[START Data rows]

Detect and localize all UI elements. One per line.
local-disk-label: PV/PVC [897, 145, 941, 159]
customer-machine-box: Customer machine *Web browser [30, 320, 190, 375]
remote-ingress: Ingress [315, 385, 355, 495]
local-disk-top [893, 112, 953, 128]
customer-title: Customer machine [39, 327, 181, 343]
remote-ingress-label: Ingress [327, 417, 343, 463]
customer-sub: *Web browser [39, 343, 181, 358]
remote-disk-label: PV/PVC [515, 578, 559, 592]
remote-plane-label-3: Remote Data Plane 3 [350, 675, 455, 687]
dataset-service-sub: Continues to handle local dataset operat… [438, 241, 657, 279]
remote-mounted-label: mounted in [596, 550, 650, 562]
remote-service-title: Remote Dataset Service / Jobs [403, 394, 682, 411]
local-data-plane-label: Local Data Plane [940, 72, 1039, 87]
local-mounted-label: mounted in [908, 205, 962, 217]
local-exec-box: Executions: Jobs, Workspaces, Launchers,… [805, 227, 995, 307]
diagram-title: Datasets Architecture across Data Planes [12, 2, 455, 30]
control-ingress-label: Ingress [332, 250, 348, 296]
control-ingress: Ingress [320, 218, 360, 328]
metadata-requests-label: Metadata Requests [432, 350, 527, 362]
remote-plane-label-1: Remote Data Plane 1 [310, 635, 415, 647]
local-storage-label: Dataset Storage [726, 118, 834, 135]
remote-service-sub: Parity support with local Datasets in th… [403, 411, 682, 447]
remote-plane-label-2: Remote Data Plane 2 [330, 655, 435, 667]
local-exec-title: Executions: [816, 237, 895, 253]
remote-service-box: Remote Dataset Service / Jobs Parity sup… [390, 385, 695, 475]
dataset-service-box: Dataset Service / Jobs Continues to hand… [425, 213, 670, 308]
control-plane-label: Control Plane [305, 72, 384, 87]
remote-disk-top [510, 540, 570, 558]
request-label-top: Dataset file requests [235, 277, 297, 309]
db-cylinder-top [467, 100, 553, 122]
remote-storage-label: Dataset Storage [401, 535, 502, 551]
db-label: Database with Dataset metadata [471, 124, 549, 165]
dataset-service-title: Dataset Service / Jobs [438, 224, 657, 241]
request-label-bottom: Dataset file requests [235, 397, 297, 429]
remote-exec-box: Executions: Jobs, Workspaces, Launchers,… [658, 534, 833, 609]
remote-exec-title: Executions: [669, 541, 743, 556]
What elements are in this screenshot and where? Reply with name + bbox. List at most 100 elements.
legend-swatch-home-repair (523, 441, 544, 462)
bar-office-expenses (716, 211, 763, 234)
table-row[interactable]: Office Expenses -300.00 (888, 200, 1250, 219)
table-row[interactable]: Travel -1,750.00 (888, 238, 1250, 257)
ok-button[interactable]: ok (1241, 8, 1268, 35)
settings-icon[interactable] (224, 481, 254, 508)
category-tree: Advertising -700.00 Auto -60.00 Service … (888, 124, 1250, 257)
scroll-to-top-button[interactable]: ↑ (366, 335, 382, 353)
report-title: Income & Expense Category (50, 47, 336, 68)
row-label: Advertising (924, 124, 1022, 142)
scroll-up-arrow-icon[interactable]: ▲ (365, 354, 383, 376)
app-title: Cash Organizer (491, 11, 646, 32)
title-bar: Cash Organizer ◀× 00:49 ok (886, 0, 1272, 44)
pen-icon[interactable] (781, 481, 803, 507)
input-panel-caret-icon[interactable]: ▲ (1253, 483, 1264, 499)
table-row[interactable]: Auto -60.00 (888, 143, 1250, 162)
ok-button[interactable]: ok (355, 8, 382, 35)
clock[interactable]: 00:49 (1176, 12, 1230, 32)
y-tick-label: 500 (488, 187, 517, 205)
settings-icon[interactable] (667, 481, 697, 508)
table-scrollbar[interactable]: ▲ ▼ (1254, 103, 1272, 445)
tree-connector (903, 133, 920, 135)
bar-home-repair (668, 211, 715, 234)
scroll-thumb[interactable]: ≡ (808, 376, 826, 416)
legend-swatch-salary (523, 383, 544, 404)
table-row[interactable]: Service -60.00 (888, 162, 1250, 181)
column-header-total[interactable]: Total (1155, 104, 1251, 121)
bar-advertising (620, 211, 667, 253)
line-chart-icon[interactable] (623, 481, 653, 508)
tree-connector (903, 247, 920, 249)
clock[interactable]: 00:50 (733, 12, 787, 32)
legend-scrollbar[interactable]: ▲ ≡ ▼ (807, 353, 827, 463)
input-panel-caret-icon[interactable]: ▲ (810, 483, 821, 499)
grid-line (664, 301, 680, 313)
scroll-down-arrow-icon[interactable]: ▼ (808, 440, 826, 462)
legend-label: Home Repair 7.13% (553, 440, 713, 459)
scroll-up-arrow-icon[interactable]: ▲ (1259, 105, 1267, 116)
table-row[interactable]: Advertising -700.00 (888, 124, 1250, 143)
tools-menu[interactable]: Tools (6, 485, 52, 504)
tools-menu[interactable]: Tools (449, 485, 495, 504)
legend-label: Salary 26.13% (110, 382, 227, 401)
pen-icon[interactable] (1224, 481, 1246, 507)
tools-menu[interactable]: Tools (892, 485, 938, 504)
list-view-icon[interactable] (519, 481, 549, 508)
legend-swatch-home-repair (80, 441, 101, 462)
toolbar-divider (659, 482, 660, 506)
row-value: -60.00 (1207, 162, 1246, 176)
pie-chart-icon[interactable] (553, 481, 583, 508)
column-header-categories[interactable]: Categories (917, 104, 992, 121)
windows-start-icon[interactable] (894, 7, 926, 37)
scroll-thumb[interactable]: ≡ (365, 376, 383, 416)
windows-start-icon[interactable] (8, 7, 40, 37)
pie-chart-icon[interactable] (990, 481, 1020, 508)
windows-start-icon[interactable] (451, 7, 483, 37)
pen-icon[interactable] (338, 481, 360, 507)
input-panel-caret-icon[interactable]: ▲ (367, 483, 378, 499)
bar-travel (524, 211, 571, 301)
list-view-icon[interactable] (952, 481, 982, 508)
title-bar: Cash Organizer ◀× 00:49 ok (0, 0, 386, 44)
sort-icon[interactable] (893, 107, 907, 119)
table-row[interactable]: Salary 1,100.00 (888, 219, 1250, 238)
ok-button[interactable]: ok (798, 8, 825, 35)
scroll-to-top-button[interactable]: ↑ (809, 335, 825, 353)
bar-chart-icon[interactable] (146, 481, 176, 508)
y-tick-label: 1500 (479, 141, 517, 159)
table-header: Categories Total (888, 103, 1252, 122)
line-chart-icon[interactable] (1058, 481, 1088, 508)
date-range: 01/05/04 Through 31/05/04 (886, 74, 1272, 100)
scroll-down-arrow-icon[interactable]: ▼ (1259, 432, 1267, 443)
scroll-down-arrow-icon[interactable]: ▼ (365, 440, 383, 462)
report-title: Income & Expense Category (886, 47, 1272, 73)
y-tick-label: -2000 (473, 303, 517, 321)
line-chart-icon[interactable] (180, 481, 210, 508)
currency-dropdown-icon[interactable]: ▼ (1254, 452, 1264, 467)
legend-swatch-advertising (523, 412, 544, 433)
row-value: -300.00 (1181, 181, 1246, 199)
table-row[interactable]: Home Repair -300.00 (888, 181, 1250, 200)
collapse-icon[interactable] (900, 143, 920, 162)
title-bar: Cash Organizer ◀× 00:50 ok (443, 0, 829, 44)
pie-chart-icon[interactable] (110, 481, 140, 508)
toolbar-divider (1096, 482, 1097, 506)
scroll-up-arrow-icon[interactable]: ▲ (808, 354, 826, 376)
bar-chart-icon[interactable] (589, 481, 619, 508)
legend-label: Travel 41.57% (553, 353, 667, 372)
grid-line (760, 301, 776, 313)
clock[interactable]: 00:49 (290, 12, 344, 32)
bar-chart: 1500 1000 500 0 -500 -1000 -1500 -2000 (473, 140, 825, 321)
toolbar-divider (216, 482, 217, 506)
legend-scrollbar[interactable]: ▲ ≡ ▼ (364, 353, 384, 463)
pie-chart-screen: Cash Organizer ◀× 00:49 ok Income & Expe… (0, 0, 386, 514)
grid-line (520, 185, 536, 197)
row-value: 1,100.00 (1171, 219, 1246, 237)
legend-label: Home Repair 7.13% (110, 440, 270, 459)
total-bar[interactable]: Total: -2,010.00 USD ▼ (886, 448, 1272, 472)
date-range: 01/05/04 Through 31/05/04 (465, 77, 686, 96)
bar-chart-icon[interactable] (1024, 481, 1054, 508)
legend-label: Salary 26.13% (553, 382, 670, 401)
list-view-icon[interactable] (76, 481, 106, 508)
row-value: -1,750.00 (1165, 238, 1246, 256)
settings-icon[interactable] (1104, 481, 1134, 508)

[END Data rows]

**Task requirements**
Copy the lines from the start of the records through the line containing "local-storage-label: Dataset Storage", both ends included, with nothing changed.

**Answer to this exercise**
Detect and localize all UI elements. One per line.
local-disk-label: PV/PVC [897, 145, 941, 159]
customer-machine-box: Customer machine *Web browser [30, 320, 190, 375]
remote-ingress: Ingress [315, 385, 355, 495]
local-disk-top [893, 112, 953, 128]
customer-title: Customer machine [39, 327, 181, 343]
remote-ingress-label: Ingress [327, 417, 343, 463]
customer-sub: *Web browser [39, 343, 181, 358]
remote-disk-label: PV/PVC [515, 578, 559, 592]
remote-plane-label-3: Remote Data Plane 3 [350, 675, 455, 687]
dataset-service-sub: Continues to handle local dataset operat… [438, 241, 657, 279]
remote-mounted-label: mounted in [596, 550, 650, 562]
remote-service-title: Remote Dataset Service / Jobs [403, 394, 682, 411]
local-data-plane-label: Local Data Plane [940, 72, 1039, 87]
local-mounted-label: mounted in [908, 205, 962, 217]
local-exec-box: Executions: Jobs, Workspaces, Launchers,… [805, 227, 995, 307]
diagram-title: Datasets Architecture across Data Planes [12, 2, 455, 30]
control-ingress-label: Ingress [332, 250, 348, 296]
control-ingress: Ingress [320, 218, 360, 328]
metadata-requests-label: Metadata Requests [432, 350, 527, 362]
remote-plane-label-1: Remote Data Plane 1 [310, 635, 415, 647]
local-storage-label: Dataset Storage [726, 118, 834, 135]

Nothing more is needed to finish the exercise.